━━━━━ DATA ━━━━━

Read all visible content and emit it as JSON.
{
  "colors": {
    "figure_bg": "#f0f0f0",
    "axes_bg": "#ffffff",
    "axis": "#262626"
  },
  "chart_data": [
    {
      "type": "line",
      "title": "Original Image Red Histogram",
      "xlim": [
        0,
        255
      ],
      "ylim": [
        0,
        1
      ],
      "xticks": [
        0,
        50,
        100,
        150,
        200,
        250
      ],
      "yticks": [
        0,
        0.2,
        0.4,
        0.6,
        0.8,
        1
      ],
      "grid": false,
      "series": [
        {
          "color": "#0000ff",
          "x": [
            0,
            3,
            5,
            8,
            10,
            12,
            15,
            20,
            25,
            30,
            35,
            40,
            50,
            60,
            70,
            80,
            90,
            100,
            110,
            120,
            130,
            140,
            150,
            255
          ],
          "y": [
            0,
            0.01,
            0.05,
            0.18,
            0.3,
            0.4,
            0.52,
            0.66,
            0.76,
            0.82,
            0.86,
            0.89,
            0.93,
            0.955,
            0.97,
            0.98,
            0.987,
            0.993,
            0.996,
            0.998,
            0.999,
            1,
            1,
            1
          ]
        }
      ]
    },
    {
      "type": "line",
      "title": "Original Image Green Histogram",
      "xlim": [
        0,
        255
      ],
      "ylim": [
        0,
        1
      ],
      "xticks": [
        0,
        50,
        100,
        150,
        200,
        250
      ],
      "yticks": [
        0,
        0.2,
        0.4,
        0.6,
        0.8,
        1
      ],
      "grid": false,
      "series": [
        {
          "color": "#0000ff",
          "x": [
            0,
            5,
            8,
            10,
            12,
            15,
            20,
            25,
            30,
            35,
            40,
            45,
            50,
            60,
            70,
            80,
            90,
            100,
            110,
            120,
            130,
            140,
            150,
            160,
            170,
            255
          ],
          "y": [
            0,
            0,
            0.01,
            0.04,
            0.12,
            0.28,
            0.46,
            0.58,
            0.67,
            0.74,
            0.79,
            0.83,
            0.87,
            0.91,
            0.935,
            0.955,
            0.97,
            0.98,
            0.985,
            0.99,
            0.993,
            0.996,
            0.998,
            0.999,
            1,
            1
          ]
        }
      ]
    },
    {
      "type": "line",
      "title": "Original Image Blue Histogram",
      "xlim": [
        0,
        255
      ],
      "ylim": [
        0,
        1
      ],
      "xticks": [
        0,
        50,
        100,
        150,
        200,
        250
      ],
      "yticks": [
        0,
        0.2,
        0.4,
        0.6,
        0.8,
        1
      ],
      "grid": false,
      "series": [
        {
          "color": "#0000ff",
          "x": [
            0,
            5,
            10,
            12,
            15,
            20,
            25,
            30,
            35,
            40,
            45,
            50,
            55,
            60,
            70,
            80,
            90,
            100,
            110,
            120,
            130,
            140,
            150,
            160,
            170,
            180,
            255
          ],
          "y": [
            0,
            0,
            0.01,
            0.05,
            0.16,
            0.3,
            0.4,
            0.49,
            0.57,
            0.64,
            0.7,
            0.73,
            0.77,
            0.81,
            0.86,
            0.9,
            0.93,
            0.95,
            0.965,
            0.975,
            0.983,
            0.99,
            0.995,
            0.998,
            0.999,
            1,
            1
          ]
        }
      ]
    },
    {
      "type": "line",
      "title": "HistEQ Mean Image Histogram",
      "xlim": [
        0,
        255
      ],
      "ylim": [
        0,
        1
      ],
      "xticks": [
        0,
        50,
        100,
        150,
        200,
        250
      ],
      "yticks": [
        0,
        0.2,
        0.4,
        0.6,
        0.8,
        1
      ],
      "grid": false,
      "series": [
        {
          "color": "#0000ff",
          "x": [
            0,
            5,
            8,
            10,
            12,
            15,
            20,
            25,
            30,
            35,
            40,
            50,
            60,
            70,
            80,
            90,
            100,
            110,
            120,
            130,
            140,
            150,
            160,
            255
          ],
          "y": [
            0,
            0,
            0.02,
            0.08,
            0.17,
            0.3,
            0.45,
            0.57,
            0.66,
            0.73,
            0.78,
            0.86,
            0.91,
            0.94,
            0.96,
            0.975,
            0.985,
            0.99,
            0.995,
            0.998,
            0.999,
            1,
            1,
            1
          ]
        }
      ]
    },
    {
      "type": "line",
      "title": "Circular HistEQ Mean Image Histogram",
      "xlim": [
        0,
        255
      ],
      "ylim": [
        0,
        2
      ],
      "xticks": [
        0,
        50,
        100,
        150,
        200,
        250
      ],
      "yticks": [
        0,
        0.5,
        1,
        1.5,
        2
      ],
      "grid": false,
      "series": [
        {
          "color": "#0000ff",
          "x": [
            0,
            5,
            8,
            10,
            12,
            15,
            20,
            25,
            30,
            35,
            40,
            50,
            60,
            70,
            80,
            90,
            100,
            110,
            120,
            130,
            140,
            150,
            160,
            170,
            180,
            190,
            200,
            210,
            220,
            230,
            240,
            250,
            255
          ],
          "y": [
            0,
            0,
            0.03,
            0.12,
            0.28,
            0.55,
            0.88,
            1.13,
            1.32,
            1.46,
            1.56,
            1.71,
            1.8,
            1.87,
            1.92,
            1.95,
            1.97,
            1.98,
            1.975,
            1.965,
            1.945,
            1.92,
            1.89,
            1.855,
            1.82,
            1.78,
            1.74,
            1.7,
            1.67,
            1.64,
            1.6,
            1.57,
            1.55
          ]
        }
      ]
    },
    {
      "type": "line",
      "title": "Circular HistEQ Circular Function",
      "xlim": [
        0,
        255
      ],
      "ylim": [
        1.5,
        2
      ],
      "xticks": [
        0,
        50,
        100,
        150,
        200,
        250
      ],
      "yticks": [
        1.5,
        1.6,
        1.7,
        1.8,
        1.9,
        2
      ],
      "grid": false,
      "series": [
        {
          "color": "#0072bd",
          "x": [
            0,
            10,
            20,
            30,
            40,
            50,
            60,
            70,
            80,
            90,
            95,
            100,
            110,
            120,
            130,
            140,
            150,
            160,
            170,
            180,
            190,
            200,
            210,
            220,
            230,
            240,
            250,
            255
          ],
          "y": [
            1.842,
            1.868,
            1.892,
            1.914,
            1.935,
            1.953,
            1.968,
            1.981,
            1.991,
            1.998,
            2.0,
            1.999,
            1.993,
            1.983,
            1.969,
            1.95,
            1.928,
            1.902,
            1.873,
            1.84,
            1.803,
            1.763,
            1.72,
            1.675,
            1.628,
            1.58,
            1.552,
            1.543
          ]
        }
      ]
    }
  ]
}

━━━━━

- EXERCISE AIM -
Would you give the material above again, complete and exact?

- ANSWER BELOW -
Read all visible content and emit it as JSON.
{
  "colors": {
    "figure_bg": "#f0f0f0",
    "axes_bg": "#ffffff",
    "axis": "#262626"
  },
  "chart_data": [
    {
      "type": "line",
      "title": "Original Image Red Histogram",
      "xlim": [
        0,
        255
      ],
      "ylim": [
        0,
        1
      ],
      "xticks": [
        0,
        50,
        100,
        150,
        200,
        250
      ],
      "yticks": [
        0,
        0.2,
        0.4,
        0.6,
        0.8,
        1
      ],
      "grid": false,
      "series": [
        {
          "color": "#0000ff",
          "x": [
            0,
            3,
            5,
            8,
            10,
            12,
            15,
            20,
            25,
            30,
            35,
            40,
            50,
            60,
            70,
            80,
            90,
            100,
            110,
            120,
            130,
            140,
            150,
            255
          ],
          "y": [
            0,
            0.01,
            0.05,
            0.18,
            0.3,
            0.4,
            0.52,
            0.66,
            0.76,
            0.82,
            0.86,
            0.89,
            0.93,
            0.955,
            0.97,
            0.98,
            0.987,
            0.993,
            0.996,
            0.998,
            0.999,
            1,
            1,
            1
          ]
        }
      ]
    },
    {
      "type": "line",
      "title": "Original Image Green Histogram",
      "xlim": [
        0,
        255
      ],
      "ylim": [
        0,
        1
      ],
      "xticks": [
        0,
        50,
        100,
        150,
        200,
        250
      ],
      "yticks": [
        0,
        0.2,
        0.4,
        0.6,
        0.8,
        1
      ],
      "grid": false,
      "series": [
        {
          "color": "#0000ff",
          "x": [
            0,
            5,
            8,
            10,
            12,
            15,
            20,
            25,
            30,
            35,
            40,
            45,
            50,
            60,
            70,
            80,
            90,
            100,
            110,
            120,
            130,
            140,
            150,
            160,
            170,
            255
          ],
          "y": [
            0,
            0,
            0.01,
            0.04,
            0.12,
            0.28,
            0.46,
            0.58,
            0.67,
            0.74,
            0.79,
            0.83,
            0.87,
            0.91,
            0.935,
            0.955,
            0.97,
            0.98,
            0.985,
            0.99,
            0.993,
            0.996,
            0.998,
            0.999,
            1,
            1
          ]
        }
      ]
    },
    {
      "type": "line",
      "title": "Original Image Blue Histogram",
      "xlim": [
        0,
        255
      ],
      "ylim": [
        0,
        1
      ],
      "xticks": [
        0,
        50,
        100,
        150,
        200,
        250
      ],
      "yticks": [
        0,
        0.2,
        0.4,
        0.6,
        0.8,
        1
      ],
      "grid": false,
      "series": [
        {
          "color": "#0000ff",
          "x": [
            0,
            5,
            10,
            12,
            15,
            20,
            25,
            30,
            35,
            40,
            45,
            50,
            55,
            60,
            70,
            80,
            90,
            100,
            110,
            120,
            130,
            140,
            150,
            160,
            170,
            180,
            255
          ],
          "y": [
            0,
            0,
            0.01,
            0.05,
            0.16,
            0.3,
            0.4,
            0.49,
            0.57,
            0.64,
            0.7,
            0.73,
            0.77,
            0.81,
            0.86,
            0.9,
            0.93,
            0.95,
            0.965,
            0.975,
            0.983,
            0.99,
            0.995,
            0.998,
            0.999,
            1,
            1
          ]
        }
      ]
    },
    {
      "type": "line",
      "title": "HistEQ Mean Image Histogram",
      "xlim": [
        0,
        255
      ],
      "ylim": [
        0,
        1
      ],
      "xticks": [
        0,
        50,
        100,
        150,
        200,
        250
      ],
      "yticks": [
        0,
        0.2,
        0.4,
        0.6,
        0.8,
        1
      ],
      "grid": false,
      "series": [
        {
          "color": "#0000ff",
          "x": [
            0,
            5,
            8,
            10,
            12,
            15,
            20,
            25,
            30,
            35,
            40,
            50,
            60,
            70,
            80,
            90,
            100,
            110,
            120,
            130,
            140,
            150,
            160,
            255
          ],
          "y": [
            0,
            0,
            0.02,
            0.08,
            0.17,
            0.3,
            0.45,
            0.57,
            0.66,
            0.73,
            0.78,
            0.86,
            0.91,
            0.94,
            0.96,
            0.975,
            0.985,
            0.99,
            0.995,
            0.998,
            0.999,
            1,
            1,
            1
          ]
        }
      ]
    },
    {
      "type": "line",
      "title": "Circular HistEQ Mean Image Histogram",
      "xlim": [
        0,
        255
      ],
      "ylim": [
        0,
        2
      ],
      "xticks": [
        0,
        50,
        100,
        150,
        200,
        250
      ],
      "yticks": [
        0,
        0.5,
        1,
        1.5,
        2
      ],
      "grid": false,
      "series": [
        {
          "color": "#0000ff",
          "x": [
            0,
            5,
            8,
            10,
            12,
            15,
            20,
            25,
            30,
            35,
            40,
            50,
            60,
            70,
            80,
            90,
            100,
            110,
            120,
            130,
            140,
            150,
            160,
            170,
            180,
            190,
            200,
            210,
            220,
            230,
            240,
            250,
            255
          ],
          "y": [
            0,
            0,
            0.03,
            0.12,
            0.28,
            0.55,
            0.88,
            1.13,
            1.32,
            1.46,
            1.56,
            1.71,
            1.8,
            1.87,
            1.92,
            1.95,
            1.97,
            1.98,
            1.975,
            1.965,
            1.945,
            1.92,
            1.89,
            1.855,
            1.82,
            1.78,
            1.74,
            1.7,
            1.67,
            1.64,
            1.6,
            1.57,
            1.55
          ]
        }
      ]
    },
    {
      "type": "line",
      "title": "Circular HistEQ Circular Function",
      "xlim": [
        0,
        255
      ],
      "ylim": [
        1.5,
        2
      ],
      "xticks": [
        0,
        50,
        100,
        150,
        200,
        250
      ],
      "yticks": [
        1.5,
        1.6,
        1.7,
        1.8,
        1.9,
        2
      ],
      "grid": false,
      "series": [
        {
          "color": "#0072bd",
          "x": [
            0,
            10,
            20,
            30,
            40,
            50,
            60,
            70,
            80,
            90,
            95,
            100,
            110,
            120,
            130,
            140,
            150,
            160,
            170,
            180,
            190,
            200,
            210,
            220,
            230,
            240,
            250,
            255
          ],
          "y": [
            1.842,
            1.868,
            1.892,
            1.914,
            1.935,
            1.953,
            1.968,
            1.981,
            1.991,
            1.998,
            2.0,
            1.999,
            1.993,
            1.983,
            1.969,
            1.95,
            1.928,
            1.902,
            1.873,
            1.84,
            1.803,
            1.763,
            1.72,
            1.675,
            1.628,
            1.58,
            1.552,
            1.543
          ]
        }
      ]
    }
  ]
}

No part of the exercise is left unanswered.